→ INFORMATION SHOWN
** BEGIN **

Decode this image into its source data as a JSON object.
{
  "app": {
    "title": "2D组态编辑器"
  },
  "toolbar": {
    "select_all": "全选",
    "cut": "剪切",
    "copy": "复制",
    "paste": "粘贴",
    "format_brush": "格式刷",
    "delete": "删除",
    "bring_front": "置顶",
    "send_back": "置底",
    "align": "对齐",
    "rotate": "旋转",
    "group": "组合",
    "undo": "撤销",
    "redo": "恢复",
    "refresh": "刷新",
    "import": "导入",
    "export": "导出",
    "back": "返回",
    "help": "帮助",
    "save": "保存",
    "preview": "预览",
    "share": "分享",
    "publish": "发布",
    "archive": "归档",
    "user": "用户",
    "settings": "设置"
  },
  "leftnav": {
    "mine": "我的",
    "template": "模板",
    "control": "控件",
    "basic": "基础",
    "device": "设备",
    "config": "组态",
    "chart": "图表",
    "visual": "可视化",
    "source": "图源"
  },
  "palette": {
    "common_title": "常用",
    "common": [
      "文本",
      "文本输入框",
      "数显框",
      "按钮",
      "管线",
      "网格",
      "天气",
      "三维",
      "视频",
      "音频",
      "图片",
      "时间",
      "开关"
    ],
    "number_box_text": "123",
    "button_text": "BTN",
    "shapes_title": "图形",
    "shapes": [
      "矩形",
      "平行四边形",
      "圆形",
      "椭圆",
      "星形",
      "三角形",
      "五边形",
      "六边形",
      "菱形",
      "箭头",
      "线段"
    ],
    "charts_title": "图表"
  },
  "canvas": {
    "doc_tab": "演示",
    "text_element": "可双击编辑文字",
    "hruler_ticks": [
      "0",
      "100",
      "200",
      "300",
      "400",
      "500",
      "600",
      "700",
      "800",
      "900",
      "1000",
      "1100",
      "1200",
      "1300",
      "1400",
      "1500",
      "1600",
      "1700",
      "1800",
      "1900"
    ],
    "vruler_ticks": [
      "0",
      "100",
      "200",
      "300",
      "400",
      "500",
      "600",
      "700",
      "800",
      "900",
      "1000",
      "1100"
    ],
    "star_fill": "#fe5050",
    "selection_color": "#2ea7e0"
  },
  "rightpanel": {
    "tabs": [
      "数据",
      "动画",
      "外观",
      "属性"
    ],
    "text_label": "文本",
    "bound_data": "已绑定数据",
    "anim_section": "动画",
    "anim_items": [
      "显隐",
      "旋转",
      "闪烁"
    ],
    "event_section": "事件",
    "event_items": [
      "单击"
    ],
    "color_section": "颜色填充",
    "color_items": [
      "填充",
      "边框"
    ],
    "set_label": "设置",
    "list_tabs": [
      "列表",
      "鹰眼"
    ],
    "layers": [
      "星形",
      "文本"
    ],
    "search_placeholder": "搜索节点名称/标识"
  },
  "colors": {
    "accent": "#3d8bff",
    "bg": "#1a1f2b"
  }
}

** END **

→ WHAT NEEDS TO BE DONE
Write the material out again in its entirety, exactly as shown.

→ FINAL RESULT
Decode this image into its source data as a JSON object.
{
  "app": {
    "title": "2D组态编辑器"
  },
  "toolbar": {
    "select_all": "全选",
    "cut": "剪切",
    "copy": "复制",
    "paste": "粘贴",
    "format_brush": "格式刷",
    "delete": "删除",
    "bring_front": "置顶",
    "send_back": "置底",
    "align": "对齐",
    "rotate": "旋转",
    "group": "组合",
    "undo": "撤销",
    "redo": "恢复",
    "refresh": "刷新",
    "import": "导入",
    "export": "导出",
    "back": "返回",
    "help": "帮助",
    "save": "保存",
    "preview": "预览",
    "share": "分享",
    "publish": "发布",
    "archive": "归档",
    "user": "用户",
    "settings": "设置"
  },
  "leftnav": {
    "mine": "我的",
    "template": "模板",
    "control": "控件",
    "basic": "基础",
    "device": "设备",
    "config": "组态",
    "chart": "图表",
    "visual": "可视化",
    "source": "图源"
  },
  "palette": {
    "common_title": "常用",
    "common": [
      "文本",
      "文本输入框",
      "数显框",
      "按钮",
      "管线",
      "网格",
      "天气",
      "三维",
      "视频",
      "音频",
      "图片",
      "时间",
      "开关"
    ],
    "number_box_text": "123",
    "button_text": "BTN",
    "shapes_title": "图形",
    "shapes": [
      "矩形",
      "平行四边形",
      "圆形",
      "椭圆",
      "星形",
      "三角形",
      "五边形",
      "六边形",
      "菱形",
      "箭头",
      "线段"
    ],
    "charts_title": "图表"
  },
  "canvas": {
    "doc_tab": "演示",
    "text_element": "可双击编辑文字",
    "hruler_ticks": [
      "0",
      "100",
      "200",
      "300",
      "400",
      "500",
      "600",
      "700",
      "800",
      "900",
      "1000",
      "1100",
      "1200",
      "1300",
      "1400",
      "1500",
      "1600",
      "1700",
      "1800",
      "1900"
    ],
    "vruler_ticks": [
      "0",
      "100",
      "200",
      "300",
      "400",
      "500",
      "600",
      "700",
      "800",
      "900",
      "1000",
      "1100"
    ],
    "star_fill": "#fe5050",
    "selection_color": "#2ea7e0"
  },
  "rightpanel": {
    "tabs": [
      "数据",
      "动画",
      "外观",
      "属性"
    ],
    "text_label": "文本",
    "bound_data": "已绑定数据",
    "anim_section": "动画",
    "anim_items": [
      "显隐",
      "旋转",
      "闪烁"
    ],
    "event_section": "事件",
    "event_items": [
      "单击"
    ],
    "color_section": "颜色填充",
    "color_items": [
      "填充",
      "边框"
    ],
    "set_label": "设置",
    "list_tabs": [
      "列表",
      "鹰眼"
    ],
    "layers": [
      "星形",
      "文本"
    ],
    "search_placeholder": "搜索节点名称/标识"
  },
  "colors": {
    "accent": "#3d8bff",
    "bg": "#1a1f2b"
  }
}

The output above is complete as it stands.